→ Given task:
All entries must be repeated exactly; do not include the pictures.

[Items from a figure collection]
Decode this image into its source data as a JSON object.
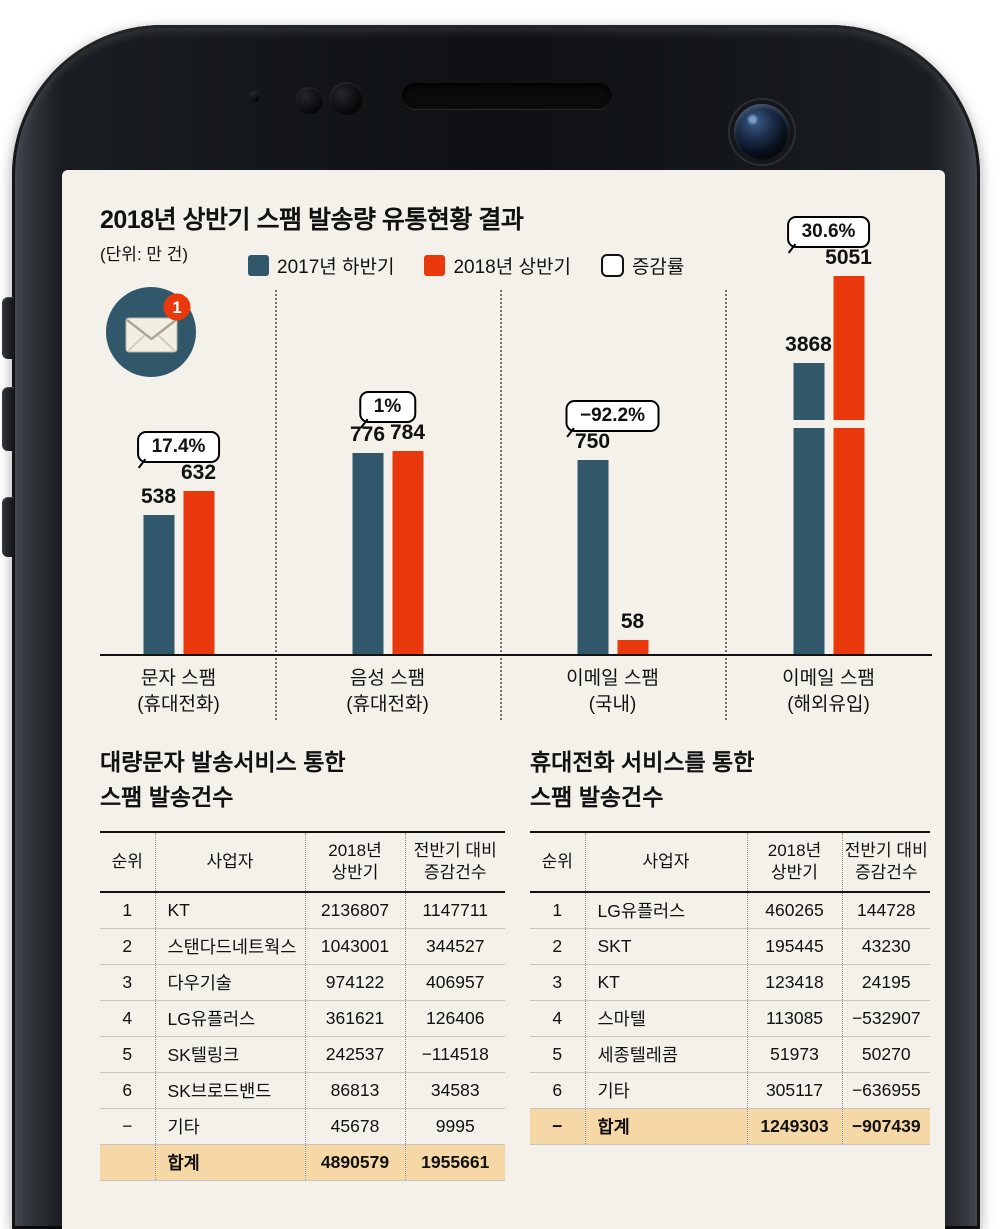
{
  "chart": {
    "title": "2018년 상반기 스팸 발송량 유통현황 결과",
    "unit": "(단위: 만 건)",
    "badge": "1",
    "legend": [
      {
        "label": "2017년 하반기",
        "color": "#30586a"
      },
      {
        "label": "2018년 상반기",
        "color": "#e8380c"
      },
      {
        "label": "증감률",
        "color": "#ffffff"
      }
    ]
  },
  "chart_data": {
    "type": "bar",
    "title": "2018년 상반기 스팸 발송량 유통현황 결과",
    "unit": "만 건",
    "categories": [
      "문자 스팸\n(휴대전화)",
      "음성 스팸\n(휴대전화)",
      "이메일 스팸\n(국내)",
      "이메일 스팸\n(해외유입)"
    ],
    "series": [
      {
        "name": "2017년 하반기",
        "color": "#30586a",
        "values": [
          538,
          776,
          750,
          3868
        ]
      },
      {
        "name": "2018년 상반기",
        "color": "#e8380c",
        "values": [
          632,
          784,
          58,
          5051
        ]
      }
    ],
    "change_rates": [
      "17.4%",
      "1%",
      "−92.2%",
      "30.6%"
    ],
    "axis_break_group": 3,
    "ylim": [
      0,
      5200
    ],
    "grid": false,
    "legend_position": "top"
  },
  "tables": [
    {
      "title": "대량문자 발송서비스 통한\n스팸 발송건수",
      "headers": [
        "순위",
        "사업자",
        "2018년\n상반기",
        "전반기 대비\n증감건수"
      ],
      "rows": [
        [
          "1",
          "KT",
          "2136807",
          "1147711"
        ],
        [
          "2",
          "스탠다드네트웍스",
          "1043001",
          "344527"
        ],
        [
          "3",
          "다우기술",
          "974122",
          "406957"
        ],
        [
          "4",
          "LG유플러스",
          "361621",
          "126406"
        ],
        [
          "5",
          "SK텔링크",
          "242537",
          "−114518"
        ],
        [
          "6",
          "SK브로드밴드",
          "86813",
          "34583"
        ],
        [
          "−",
          "기타",
          "45678",
          "9995"
        ]
      ],
      "total_row": [
        "",
        "합계",
        "4890579",
        "1955661"
      ]
    },
    {
      "title": "휴대전화 서비스를 통한\n스팸 발송건수",
      "headers": [
        "순위",
        "사업자",
        "2018년\n상반기",
        "전반기 대비\n증감건수"
      ],
      "rows": [
        [
          "1",
          "LG유플러스",
          "460265",
          "144728"
        ],
        [
          "2",
          "SKT",
          "195445",
          "43230"
        ],
        [
          "3",
          "KT",
          "123418",
          "24195"
        ],
        [
          "4",
          "스마텔",
          "113085",
          "−532907"
        ],
        [
          "5",
          "세종텔레콤",
          "51973",
          "50270"
        ],
        [
          "6",
          "기타",
          "305117",
          "−636955"
        ]
      ],
      "total_row": [
        "−",
        "합계",
        "1249303",
        "−907439"
      ]
    }
  ],
  "colors": {
    "series_2017": "#30586a",
    "series_2018": "#e8380c",
    "screen_bg": "#f3f1ea",
    "total_row_bg": "#f6d8a6"
  }
}
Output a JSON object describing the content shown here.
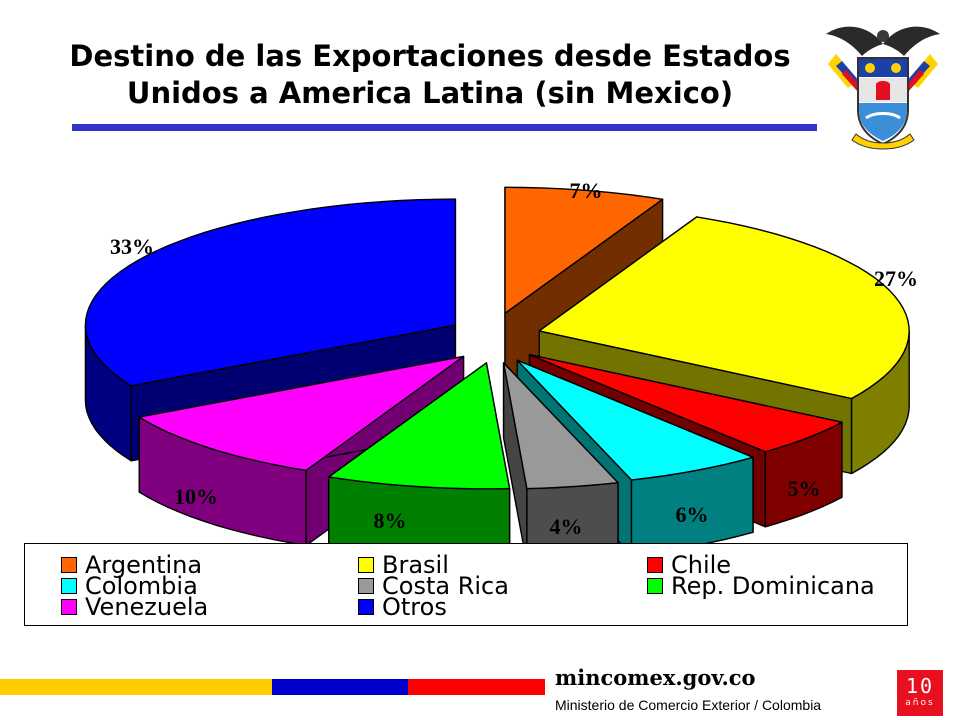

→ Result of the task:
Decode this image into its source data as a JSON object.
{
  "chart": {
    "title": "2018년 상반기 스팸 발송량 유통현황 결과",
    "unit": "(단위: 만 건)",
    "badge": "1",
    "legend": [
      {
        "label": "2017년 하반기",
        "color": "#30586a"
      },
      {
        "label": "2018년 상반기",
        "color": "#e8380c"
      },
      {
        "label": "증감률",
        "color": "#ffffff"
      }
    ]
  },
  "chart_data": {
    "type": "bar",
    "title": "2018년 상반기 스팸 발송량 유통현황 결과",
    "unit": "만 건",
    "categories": [
      "문자 스팸\n(휴대전화)",
      "음성 스팸\n(휴대전화)",
      "이메일 스팸\n(국내)",
      "이메일 스팸\n(해외유입)"
    ],
    "series": [
      {
        "name": "2017년 하반기",
        "color": "#30586a",
        "values": [
          538,
          776,
          750,
          3868
        ]
      },
      {
        "name": "2018년 상반기",
        "color": "#e8380c",
        "values": [
          632,
          784,
          58,
          5051
        ]
      }
    ],
    "change_rates": [
      "17.4%",
      "1%",
      "−92.2%",
      "30.6%"
    ],
    "axis_break_group": 3,
    "ylim": [
      0,
      5200
    ],
    "grid": false,
    "legend_position": "top"
  },
  "tables": [
    {
      "title": "대량문자 발송서비스 통한\n스팸 발송건수",
      "headers": [
        "순위",
        "사업자",
        "2018년\n상반기",
        "전반기 대비\n증감건수"
      ],
      "rows": [
        [
          "1",
          "KT",
          "2136807",
          "1147711"
        ],
        [
          "2",
          "스탠다드네트웍스",
          "1043001",
          "344527"
        ],
        [
          "3",
          "다우기술",
          "974122",
          "406957"
        ],
        [
          "4",
          "LG유플러스",
          "361621",
          "126406"
        ],
        [
          "5",
          "SK텔링크",
          "242537",
          "−114518"
        ],
        [
          "6",
          "SK브로드밴드",
          "86813",
          "34583"
        ],
        [
          "−",
          "기타",
          "45678",
          "9995"
        ]
      ],
      "total_row": [
        "",
        "합계",
        "4890579",
        "1955661"
      ]
    },
    {
      "title": "휴대전화 서비스를 통한\n스팸 발송건수",
      "headers": [
        "순위",
        "사업자",
        "2018년\n상반기",
        "전반기 대비\n증감건수"
      ],
      "rows": [
        [
          "1",
          "LG유플러스",
          "460265",
          "144728"
        ],
        [
          "2",
          "SKT",
          "195445",
          "43230"
        ],
        [
          "3",
          "KT",
          "123418",
          "24195"
        ],
        [
          "4",
          "스마텔",
          "113085",
          "−532907"
        ],
        [
          "5",
          "세종텔레콤",
          "51973",
          "50270"
        ],
        [
          "6",
          "기타",
          "305117",
          "−636955"
        ]
      ],
      "total_row": [
        "−",
        "합계",
        "1249303",
        "−907439"
      ]
    }
  ],
  "colors": {
    "series_2017": "#30586a",
    "series_2018": "#e8380c",
    "screen_bg": "#f3f1ea",
    "total_row_bg": "#f6d8a6"
  }
}
Output a JSON object describing the content shown here.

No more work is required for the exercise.